— Start of Data section —

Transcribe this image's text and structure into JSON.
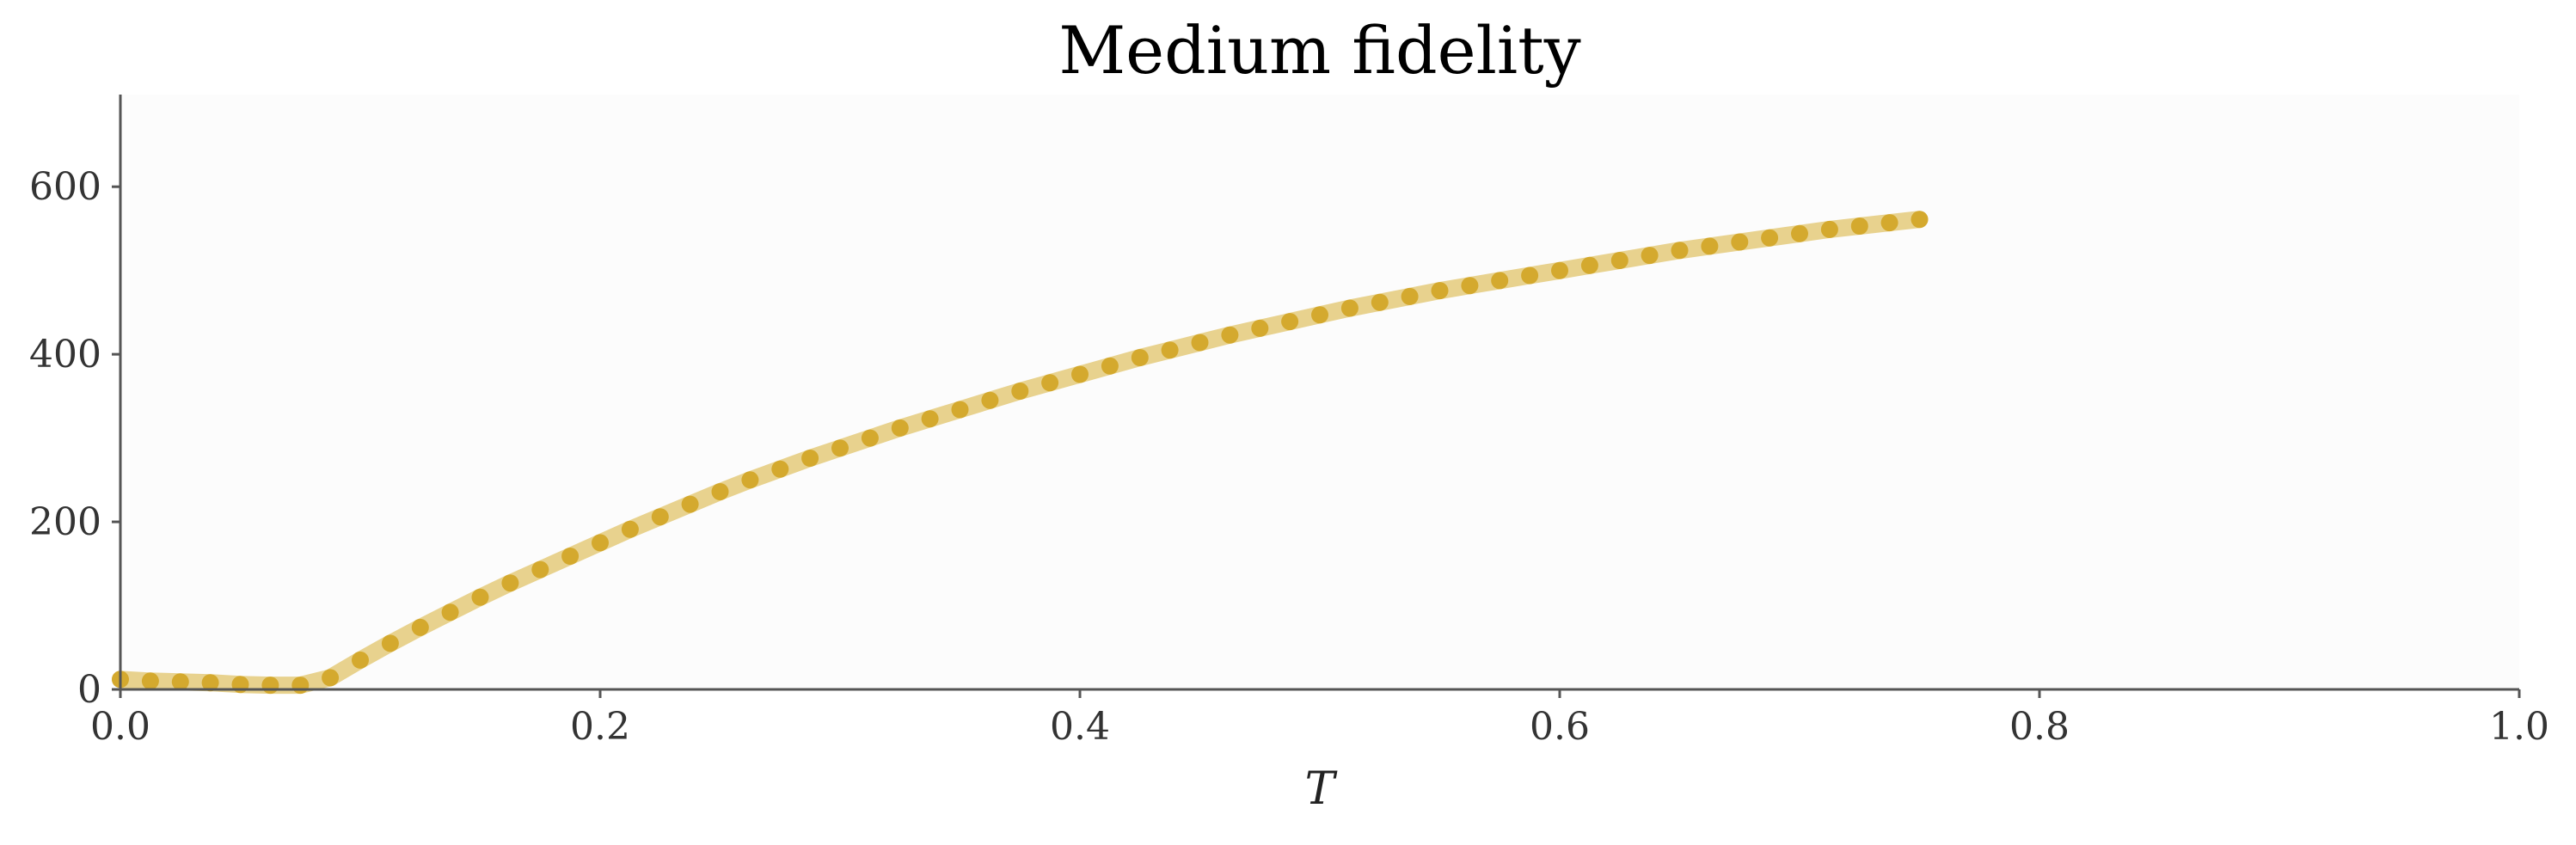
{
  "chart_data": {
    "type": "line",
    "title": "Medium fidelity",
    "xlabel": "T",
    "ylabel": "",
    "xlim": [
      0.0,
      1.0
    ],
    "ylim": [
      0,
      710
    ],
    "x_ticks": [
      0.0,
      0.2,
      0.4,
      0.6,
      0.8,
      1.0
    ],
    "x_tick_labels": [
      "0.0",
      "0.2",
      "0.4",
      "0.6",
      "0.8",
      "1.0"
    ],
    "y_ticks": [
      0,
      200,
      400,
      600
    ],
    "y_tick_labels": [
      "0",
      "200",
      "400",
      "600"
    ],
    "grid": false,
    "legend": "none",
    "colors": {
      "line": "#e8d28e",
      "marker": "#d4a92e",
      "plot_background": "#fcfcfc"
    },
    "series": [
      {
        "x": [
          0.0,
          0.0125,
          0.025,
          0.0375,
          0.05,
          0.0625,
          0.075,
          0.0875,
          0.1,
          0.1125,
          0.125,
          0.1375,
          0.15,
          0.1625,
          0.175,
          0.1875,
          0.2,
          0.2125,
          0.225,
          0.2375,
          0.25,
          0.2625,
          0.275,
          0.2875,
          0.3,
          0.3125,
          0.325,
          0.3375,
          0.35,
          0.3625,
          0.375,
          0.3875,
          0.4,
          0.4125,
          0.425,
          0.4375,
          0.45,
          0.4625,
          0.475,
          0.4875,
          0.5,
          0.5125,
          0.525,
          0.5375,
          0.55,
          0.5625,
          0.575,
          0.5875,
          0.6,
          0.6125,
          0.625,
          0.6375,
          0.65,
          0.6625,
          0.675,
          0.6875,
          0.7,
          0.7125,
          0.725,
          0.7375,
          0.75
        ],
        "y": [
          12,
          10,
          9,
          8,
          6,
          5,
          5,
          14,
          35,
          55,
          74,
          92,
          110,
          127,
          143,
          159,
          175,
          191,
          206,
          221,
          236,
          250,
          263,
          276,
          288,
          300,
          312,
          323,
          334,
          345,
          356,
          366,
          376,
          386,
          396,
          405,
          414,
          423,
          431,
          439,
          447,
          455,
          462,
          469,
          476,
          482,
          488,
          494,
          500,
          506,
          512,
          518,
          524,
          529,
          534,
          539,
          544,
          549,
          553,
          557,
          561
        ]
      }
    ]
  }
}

— End of Data section —

Transcribe the material exactly, keeping every word and none of the pictures.

Complete answer:
Transcribe this image's text and structure into JSON.
{
  "chart_data": {
    "type": "line",
    "title": "Medium fidelity",
    "xlabel": "T",
    "ylabel": "",
    "xlim": [
      0.0,
      1.0
    ],
    "ylim": [
      0,
      710
    ],
    "x_ticks": [
      0.0,
      0.2,
      0.4,
      0.6,
      0.8,
      1.0
    ],
    "x_tick_labels": [
      "0.0",
      "0.2",
      "0.4",
      "0.6",
      "0.8",
      "1.0"
    ],
    "y_ticks": [
      0,
      200,
      400,
      600
    ],
    "y_tick_labels": [
      "0",
      "200",
      "400",
      "600"
    ],
    "grid": false,
    "legend": "none",
    "colors": {
      "line": "#e8d28e",
      "marker": "#d4a92e",
      "plot_background": "#fcfcfc"
    },
    "series": [
      {
        "x": [
          0.0,
          0.0125,
          0.025,
          0.0375,
          0.05,
          0.0625,
          0.075,
          0.0875,
          0.1,
          0.1125,
          0.125,
          0.1375,
          0.15,
          0.1625,
          0.175,
          0.1875,
          0.2,
          0.2125,
          0.225,
          0.2375,
          0.25,
          0.2625,
          0.275,
          0.2875,
          0.3,
          0.3125,
          0.325,
          0.3375,
          0.35,
          0.3625,
          0.375,
          0.3875,
          0.4,
          0.4125,
          0.425,
          0.4375,
          0.45,
          0.4625,
          0.475,
          0.4875,
          0.5,
          0.5125,
          0.525,
          0.5375,
          0.55,
          0.5625,
          0.575,
          0.5875,
          0.6,
          0.6125,
          0.625,
          0.6375,
          0.65,
          0.6625,
          0.675,
          0.6875,
          0.7,
          0.7125,
          0.725,
          0.7375,
          0.75
        ],
        "y": [
          12,
          10,
          9,
          8,
          6,
          5,
          5,
          14,
          35,
          55,
          74,
          92,
          110,
          127,
          143,
          159,
          175,
          191,
          206,
          221,
          236,
          250,
          263,
          276,
          288,
          300,
          312,
          323,
          334,
          345,
          356,
          366,
          376,
          386,
          396,
          405,
          414,
          423,
          431,
          439,
          447,
          455,
          462,
          469,
          476,
          482,
          488,
          494,
          500,
          506,
          512,
          518,
          524,
          529,
          534,
          539,
          544,
          549,
          553,
          557,
          561
        ]
      }
    ]
  }
}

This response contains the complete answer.